#### [Aim of the exercise]
Repeat all the records exactly, omitting pictures.

Start

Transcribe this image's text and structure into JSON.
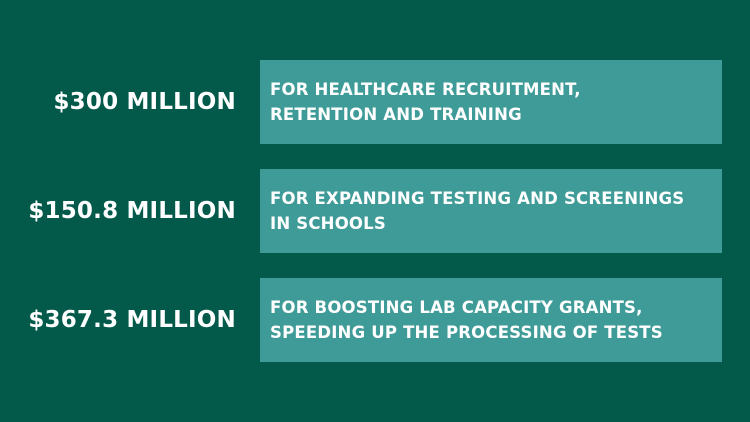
{
  "colors": {
    "background": "#035a4b",
    "box": "#3f9b97",
    "text": "#ffffff"
  },
  "items": [
    {
      "amount": "$300 MILLION",
      "description": "FOR HEALTHCARE RECRUITMENT,\nRETENTION AND TRAINING"
    },
    {
      "amount": "$150.8 MILLION",
      "description": "FOR EXPANDING TESTING AND SCREENINGS\nIN SCHOOLS"
    },
    {
      "amount": "$367.3 MILLION",
      "description": "FOR BOOSTING LAB CAPACITY GRANTS,\nSPEEDING UP THE PROCESSING OF TESTS"
    }
  ]
}
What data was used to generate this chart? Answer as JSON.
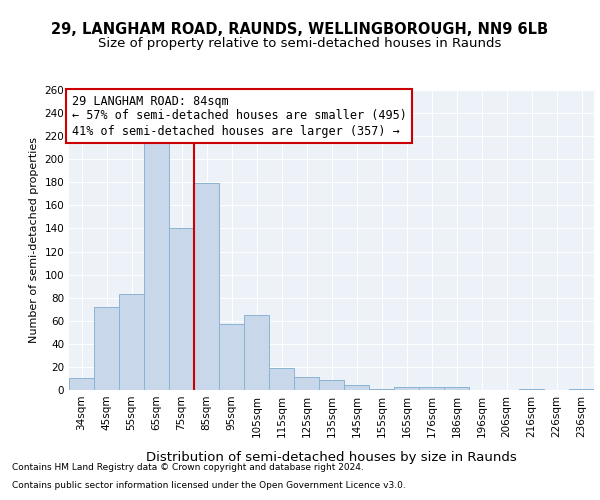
{
  "title1": "29, LANGHAM ROAD, RAUNDS, WELLINGBOROUGH, NN9 6LB",
  "title2": "Size of property relative to semi-detached houses in Raunds",
  "xlabel": "Distribution of semi-detached houses by size in Raunds",
  "ylabel": "Number of semi-detached properties",
  "categories": [
    "34sqm",
    "45sqm",
    "55sqm",
    "65sqm",
    "75sqm",
    "85sqm",
    "95sqm",
    "105sqm",
    "115sqm",
    "125sqm",
    "135sqm",
    "145sqm",
    "155sqm",
    "165sqm",
    "176sqm",
    "186sqm",
    "196sqm",
    "206sqm",
    "216sqm",
    "226sqm",
    "236sqm"
  ],
  "values": [
    10,
    72,
    83,
    215,
    140,
    179,
    57,
    65,
    19,
    11,
    9,
    4,
    1,
    3,
    3,
    3,
    0,
    0,
    1,
    0,
    1
  ],
  "bar_color": "#c8d8ea",
  "bar_edge_color": "#8ab4d4",
  "highlight_line_color": "#cc0000",
  "annotation_line1": "29 LANGHAM ROAD: 84sqm",
  "annotation_line2": "← 57% of semi-detached houses are smaller (495)",
  "annotation_line3": "41% of semi-detached houses are larger (357) →",
  "annotation_box_color": "#cc0000",
  "ylim": [
    0,
    260
  ],
  "yticks": [
    0,
    20,
    40,
    60,
    80,
    100,
    120,
    140,
    160,
    180,
    200,
    220,
    240,
    260
  ],
  "footer1": "Contains HM Land Registry data © Crown copyright and database right 2024.",
  "footer2": "Contains public sector information licensed under the Open Government Licence v3.0.",
  "bg_color": "#edf1f8",
  "grid_color": "#ffffff",
  "title_fontsize": 10.5,
  "subtitle_fontsize": 9.5,
  "ann_fontsize": 8.5,
  "ylabel_fontsize": 8.0,
  "xlabel_fontsize": 9.5,
  "footer_fontsize": 6.5,
  "tick_fontsize": 7.5
}
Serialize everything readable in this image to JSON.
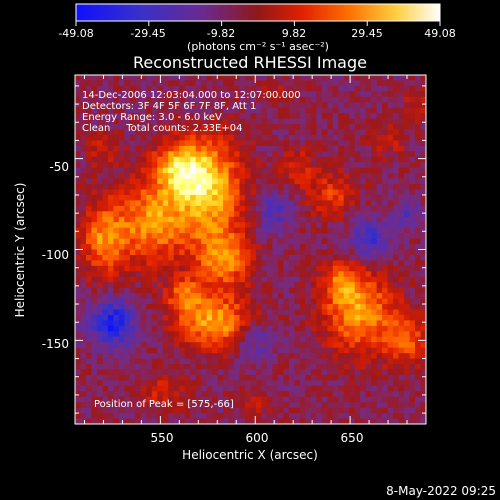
{
  "colorbar": {
    "tick_labels": [
      "-49.08",
      "-29.45",
      "-9.82",
      "9.82",
      "29.45",
      "49.08"
    ],
    "units": "(photons cm⁻² s⁻¹ asec⁻²)",
    "range": [
      -49.08,
      49.08
    ]
  },
  "chart_data": {
    "type": "heatmap",
    "title": "Reconstructed RHESSI Image",
    "xlabel": "Heliocentric X (arcsec)",
    "ylabel": "Heliocentric Y (arcsec)",
    "x_ticks": [
      "550",
      "600",
      "650"
    ],
    "x_tick_values": [
      550,
      600,
      650
    ],
    "y_ticks": [
      "-50",
      "-100",
      "-150"
    ],
    "y_tick_values": [
      -50,
      -100,
      -150
    ],
    "xlim": [
      505,
      690
    ],
    "ylim": [
      -196,
      -4
    ],
    "color_scale": [
      "#1010ff",
      "#3030d0",
      "#5a2ea8",
      "#7a2a7a",
      "#a01818",
      "#e02000",
      "#ff6000",
      "#ffb000",
      "#ffff60",
      "#ffffff"
    ],
    "value_range": [
      -49.08,
      49.08
    ],
    "blobs": [
      {
        "x": 575,
        "y": -66,
        "amp": 44,
        "sx": 13,
        "sy": 18
      },
      {
        "x": 545,
        "y": -85,
        "amp": 34,
        "sx": 14,
        "sy": 16
      },
      {
        "x": 560,
        "y": -55,
        "amp": 32,
        "sx": 10,
        "sy": 10
      },
      {
        "x": 583,
        "y": -105,
        "amp": 34,
        "sx": 10,
        "sy": 12
      },
      {
        "x": 520,
        "y": -95,
        "amp": 30,
        "sx": 8,
        "sy": 14
      },
      {
        "x": 578,
        "y": -140,
        "amp": 38,
        "sx": 14,
        "sy": 10
      },
      {
        "x": 563,
        "y": -125,
        "amp": 24,
        "sx": 7,
        "sy": 7
      },
      {
        "x": 655,
        "y": -135,
        "amp": 36,
        "sx": 13,
        "sy": 16
      },
      {
        "x": 645,
        "y": -118,
        "amp": 22,
        "sx": 7,
        "sy": 8
      },
      {
        "x": 680,
        "y": -150,
        "amp": 24,
        "sx": 8,
        "sy": 10
      },
      {
        "x": 640,
        "y": -70,
        "amp": 20,
        "sx": 9,
        "sy": 9
      },
      {
        "x": 622,
        "y": -55,
        "amp": 18,
        "sx": 6,
        "sy": 7
      },
      {
        "x": 670,
        "y": -40,
        "amp": 14,
        "sx": 7,
        "sy": 6
      },
      {
        "x": 685,
        "y": -20,
        "amp": 14,
        "sx": 5,
        "sy": 6
      },
      {
        "x": 520,
        "y": -45,
        "amp": 14,
        "sx": 6,
        "sy": 7
      },
      {
        "x": 550,
        "y": -178,
        "amp": 16,
        "sx": 9,
        "sy": 6
      },
      {
        "x": 600,
        "y": -185,
        "amp": 12,
        "sx": 7,
        "sy": 5
      },
      {
        "x": 612,
        "y": -15,
        "amp": 12,
        "sx": 6,
        "sy": 5
      },
      {
        "x": 525,
        "y": -140,
        "amp": -34,
        "sx": 9,
        "sy": 9
      },
      {
        "x": 660,
        "y": -95,
        "amp": -24,
        "sx": 8,
        "sy": 8
      },
      {
        "x": 610,
        "y": -80,
        "amp": -18,
        "sx": 7,
        "sy": 9
      },
      {
        "x": 680,
        "y": -80,
        "amp": -16,
        "sx": 5,
        "sy": 6
      },
      {
        "x": 600,
        "y": -150,
        "amp": -16,
        "sx": 7,
        "sy": 8
      }
    ],
    "peak": [
      575,
      -66
    ]
  },
  "annotations": {
    "time": "14-Dec-2006 12:03:04.000 to 12:07:00.000",
    "detectors": "Detectors: 3F 4F 5F 6F 7F 8F, Att 1",
    "energy": "Energy Range: 3.0 - 6.0 keV",
    "clean": "Clean     Total counts: 2.33E+04",
    "peak": "Position of Peak = [575,-66]"
  },
  "footer": {
    "timestamp": "8-May-2022 09:25"
  }
}
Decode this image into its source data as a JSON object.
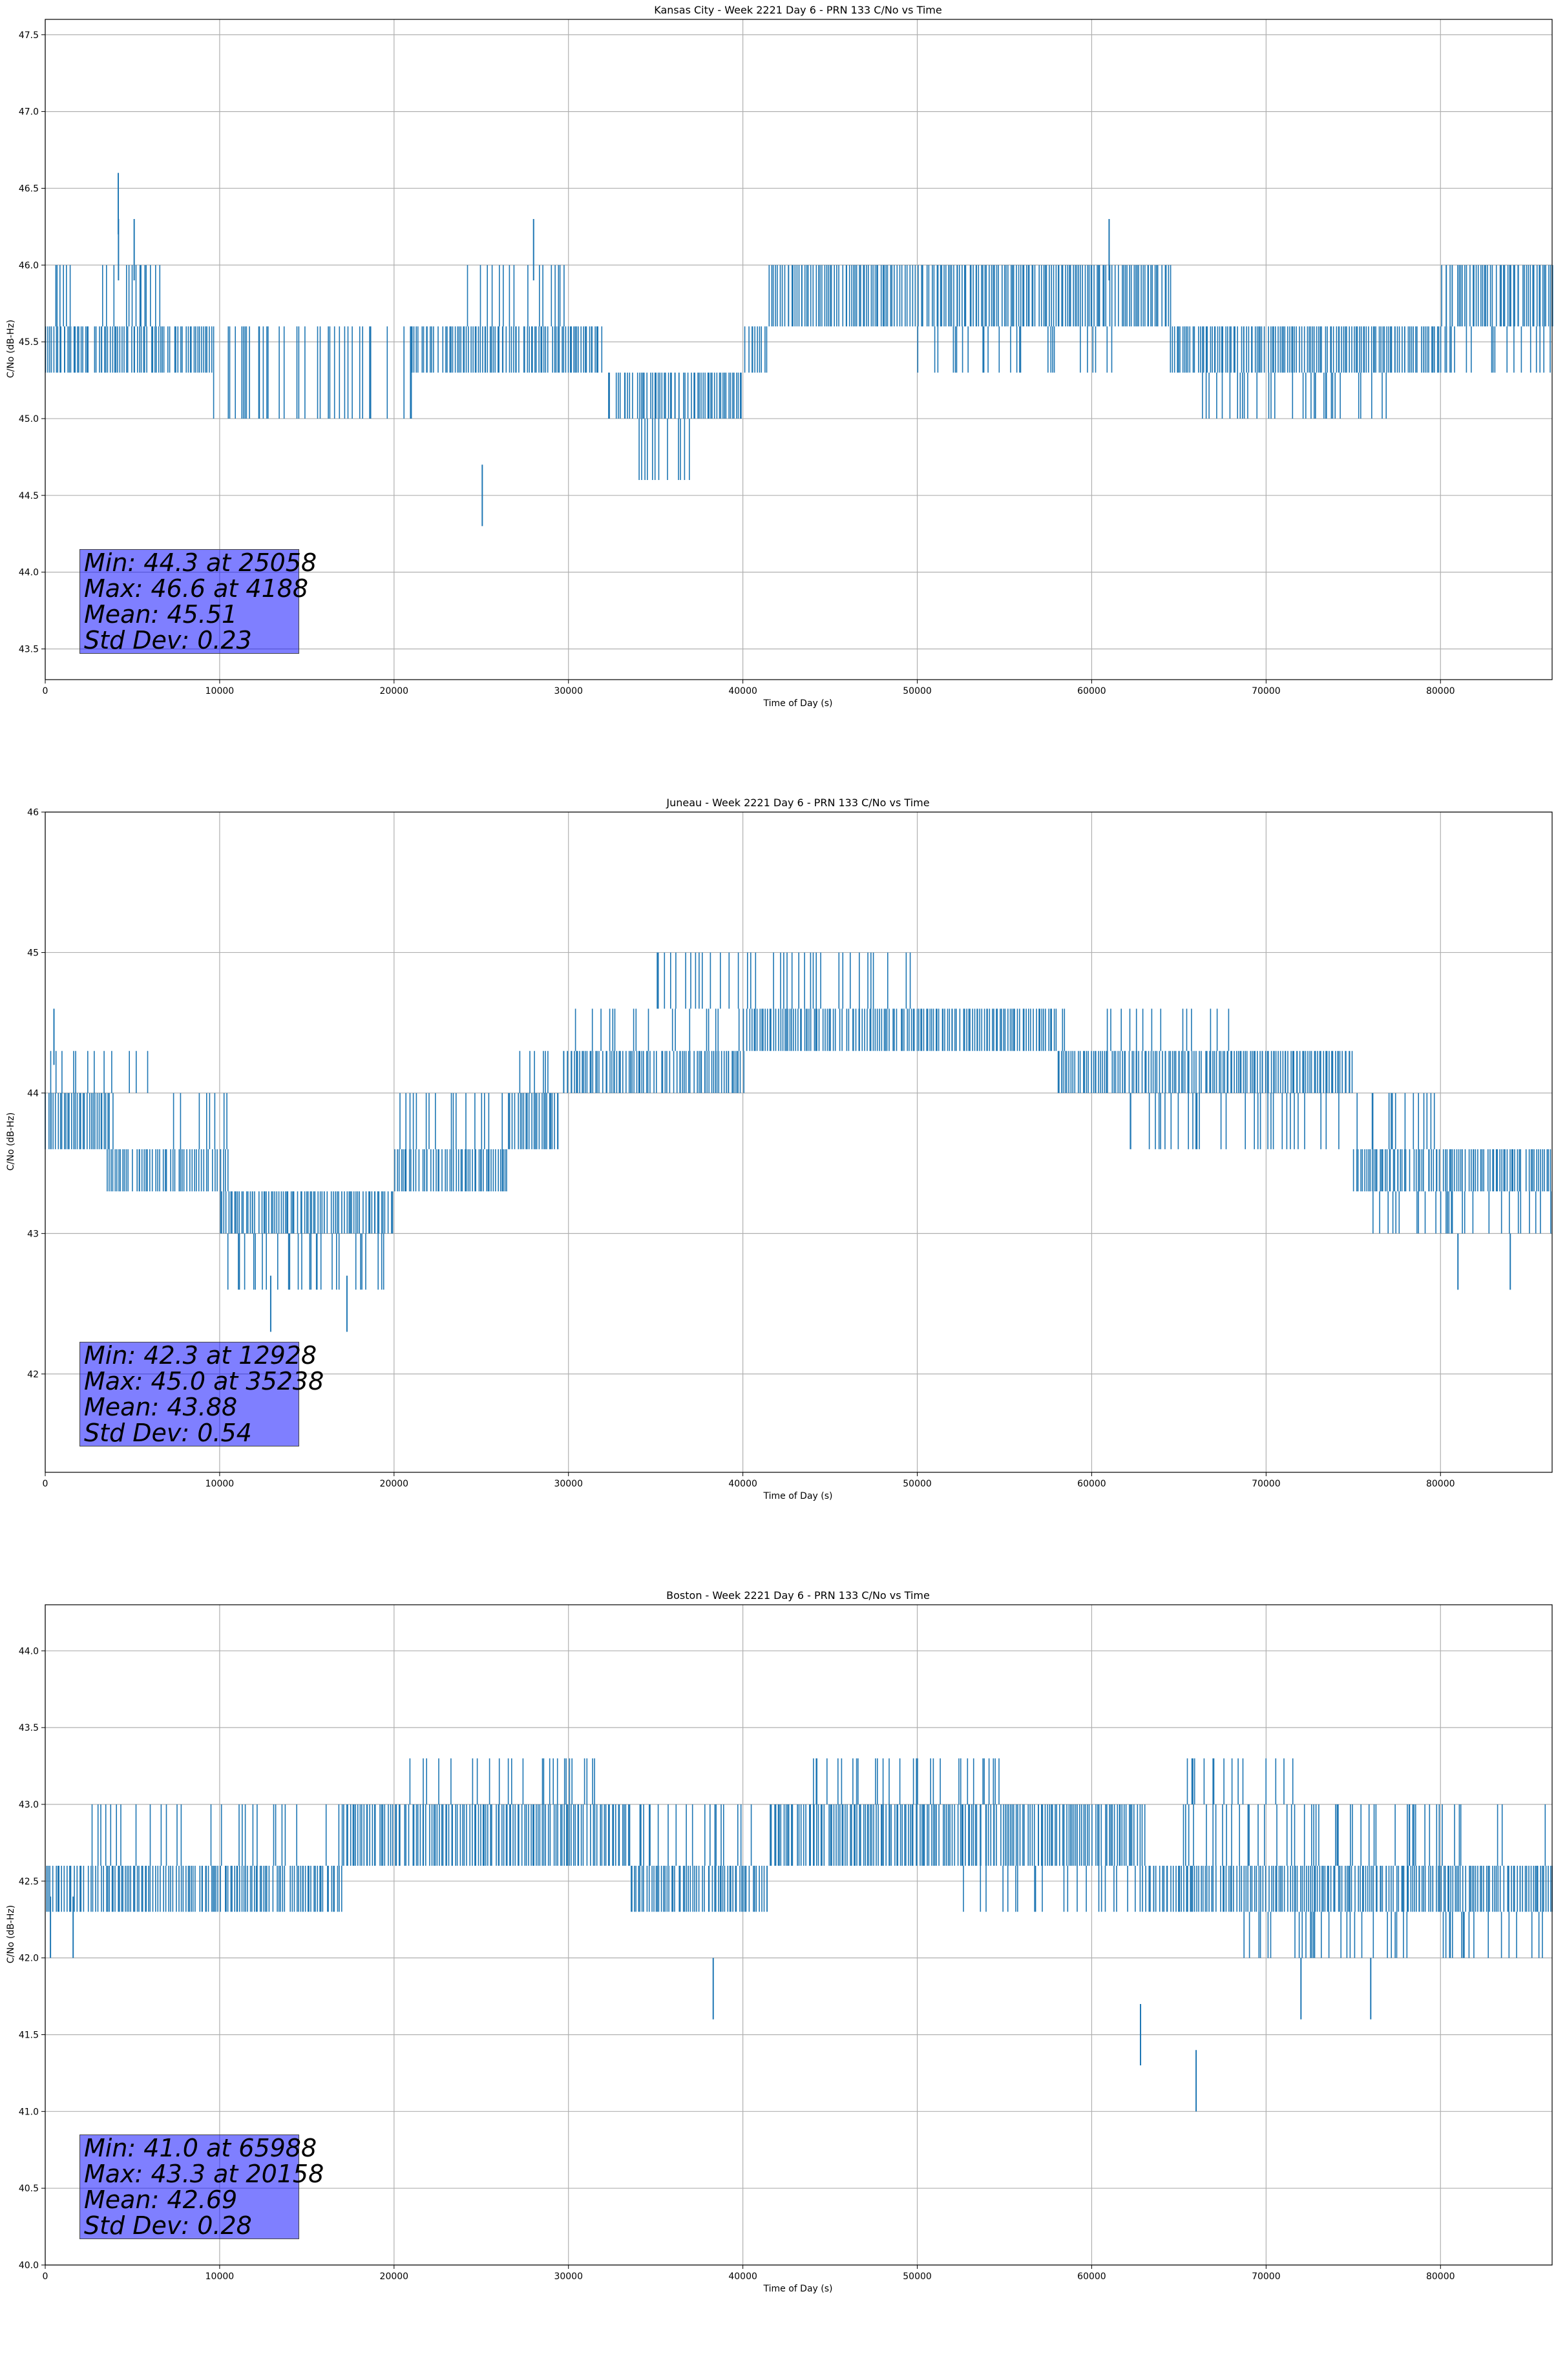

End

#### [Response to this task]
Transcribe this image's text and structure into JSON.
{
  "colors": {
    "background": "#035a4b",
    "box": "#3f9b97",
    "text": "#ffffff"
  },
  "items": [
    {
      "amount": "$300 MILLION",
      "description": "FOR HEALTHCARE RECRUITMENT,\nRETENTION AND TRAINING"
    },
    {
      "amount": "$150.8 MILLION",
      "description": "FOR EXPANDING TESTING AND SCREENINGS\nIN SCHOOLS"
    },
    {
      "amount": "$367.3 MILLION",
      "description": "FOR BOOSTING LAB CAPACITY GRANTS,\nSPEEDING UP THE PROCESSING OF TESTS"
    }
  ]
}
What data was used to generate this chart? Answer as JSON.
{
  "title1": "29, LANGHAM ROAD, RAUNDS, WELLINGBOROUGH, NN9 6LB",
  "title2": "Size of property relative to semi-detached houses in Raunds",
  "xlabel": "Distribution of semi-detached houses by size in Raunds",
  "ylabel": "Number of semi-detached properties",
  "categories": [
    "34sqm",
    "45sqm",
    "55sqm",
    "65sqm",
    "75sqm",
    "85sqm",
    "95sqm",
    "105sqm",
    "115sqm",
    "125sqm",
    "135sqm",
    "145sqm",
    "155sqm",
    "165sqm",
    "176sqm",
    "186sqm",
    "196sqm",
    "206sqm",
    "216sqm",
    "226sqm",
    "236sqm"
  ],
  "values": [
    10,
    72,
    83,
    215,
    140,
    179,
    57,
    65,
    19,
    11,
    9,
    4,
    1,
    3,
    3,
    3,
    0,
    0,
    1,
    0,
    1
  ],
  "bar_color": "#c8d8ea",
  "bar_edge_color": "#8ab4d4",
  "highlight_line_color": "#cc0000",
  "annotation_line1": "29 LANGHAM ROAD: 84sqm",
  "annotation_line2": "← 57% of semi-detached houses are smaller (495)",
  "annotation_line3": "41% of semi-detached houses are larger (357) →",
  "annotation_box_color": "#cc0000",
  "ylim": [
    0,
    260
  ],
  "yticks": [
    0,
    20,
    40,
    60,
    80,
    100,
    120,
    140,
    160,
    180,
    200,
    220,
    240,
    260
  ],
  "footer1": "Contains HM Land Registry data © Crown copyright and database right 2024.",
  "footer2": "Contains public sector information licensed under the Open Government Licence v3.0.",
  "bg_color": "#edf1f8",
  "grid_color": "#ffffff",
  "title_fontsize": 10.5,
  "subtitle_fontsize": 9.5,
  "ann_fontsize": 8.5,
  "ylabel_fontsize": 8.0,
  "xlabel_fontsize": 9.5,
  "footer_fontsize": 6.5,
  "tick_fontsize": 7.5
}
Serialize everything readable in this image to JSON.
{
  "colorbar": {
    "tick_labels": [
      "-49.08",
      "-29.45",
      "-9.82",
      "9.82",
      "29.45",
      "49.08"
    ],
    "units": "(photons cm⁻² s⁻¹ asec⁻²)",
    "range": [
      -49.08,
      49.08
    ]
  },
  "chart_data": {
    "type": "heatmap",
    "title": "Reconstructed RHESSI Image",
    "xlabel": "Heliocentric X (arcsec)",
    "ylabel": "Heliocentric Y (arcsec)",
    "x_ticks": [
      "550",
      "600",
      "650"
    ],
    "x_tick_values": [
      550,
      600,
      650
    ],
    "y_ticks": [
      "-50",
      "-100",
      "-150"
    ],
    "y_tick_values": [
      -50,
      -100,
      -150
    ],
    "xlim": [
      505,
      690
    ],
    "ylim": [
      -196,
      -4
    ],
    "color_scale": [
      "#1010ff",
      "#3030d0",
      "#5a2ea8",
      "#7a2a7a",
      "#a01818",
      "#e02000",
      "#ff6000",
      "#ffb000",
      "#ffff60",
      "#ffffff"
    ],
    "value_range": [
      -49.08,
      49.08
    ],
    "blobs": [
      {
        "x": 575,
        "y": -66,
        "amp": 44,
        "sx": 13,
        "sy": 18
      },
      {
        "x": 545,
        "y": -85,
        "amp": 34,
        "sx": 14,
        "sy": 16
      },
      {
        "x": 560,
        "y": -55,
        "amp": 32,
        "sx": 10,
        "sy": 10
      },
      {
        "x": 583,
        "y": -105,
        "amp": 34,
        "sx": 10,
        "sy": 12
      },
      {
        "x": 520,
        "y": -95,
        "amp": 30,
        "sx": 8,
        "sy": 14
      },
      {
        "x": 578,
        "y": -140,
        "amp": 38,
        "sx": 14,
        "sy": 10
      },
      {
        "x": 563,
        "y": -125,
        "amp": 24,
        "sx": 7,
        "sy": 7
      },
      {
        "x": 655,
        "y": -135,
        "amp": 36,
        "sx": 13,
        "sy": 16
      },
      {
        "x": 645,
        "y": -118,
        "amp": 22,
        "sx": 7,
        "sy": 8
      },
      {
        "x": 680,
        "y": -150,
        "amp": 24,
        "sx": 8,
        "sy": 10
      },
      {
        "x": 640,
        "y": -70,
        "amp": 20,
        "sx": 9,
        "sy": 9
      },
      {
        "x": 622,
        "y": -55,
        "amp": 18,
        "sx": 6,
        "sy": 7
      },
      {
        "x": 670,
        "y": -40,
        "amp": 14,
        "sx": 7,
        "sy": 6
      },
      {
        "x": 685,
        "y": -20,
        "amp": 14,
        "sx": 5,
        "sy": 6
      },
      {
        "x": 520,
        "y": -45,
        "amp": 14,
        "sx": 6,
        "sy": 7
      },
      {
        "x": 550,
        "y": -178,
        "amp": 16,
        "sx": 9,
        "sy": 6
      },
      {
        "x": 600,
        "y": -185,
        "amp": 12,
        "sx": 7,
        "sy": 5
      },
      {
        "x": 612,
        "y": -15,
        "amp": 12,
        "sx": 6,
        "sy": 5
      },
      {
        "x": 525,
        "y": -140,
        "amp": -34,
        "sx": 9,
        "sy": 9
      },
      {
        "x": 660,
        "y": -95,
        "amp": -24,
        "sx": 8,
        "sy": 8
      },
      {
        "x": 610,
        "y": -80,
        "amp": -18,
        "sx": 7,
        "sy": 9
      },
      {
        "x": 680,
        "y": -80,
        "amp": -16,
        "sx": 5,
        "sy": 6
      },
      {
        "x": 600,
        "y": -150,
        "amp": -16,
        "sx": 7,
        "sy": 8
      }
    ],
    "peak": [
      575,
      -66
    ]
  },
  "annotations": {
    "time": "14-Dec-2006 12:03:04.000 to 12:07:00.000",
    "detectors": "Detectors: 3F 4F 5F 6F 7F 8F, Att 1",
    "energy": "Energy Range: 3.0 - 6.0 keV",
    "clean": "Clean     Total counts: 2.33E+04",
    "peak": "Position of Peak = [575,-66]"
  },
  "footer": {
    "timestamp": "8-May-2022 09:25"
  }
}
Decode this image into its source data as a JSON object.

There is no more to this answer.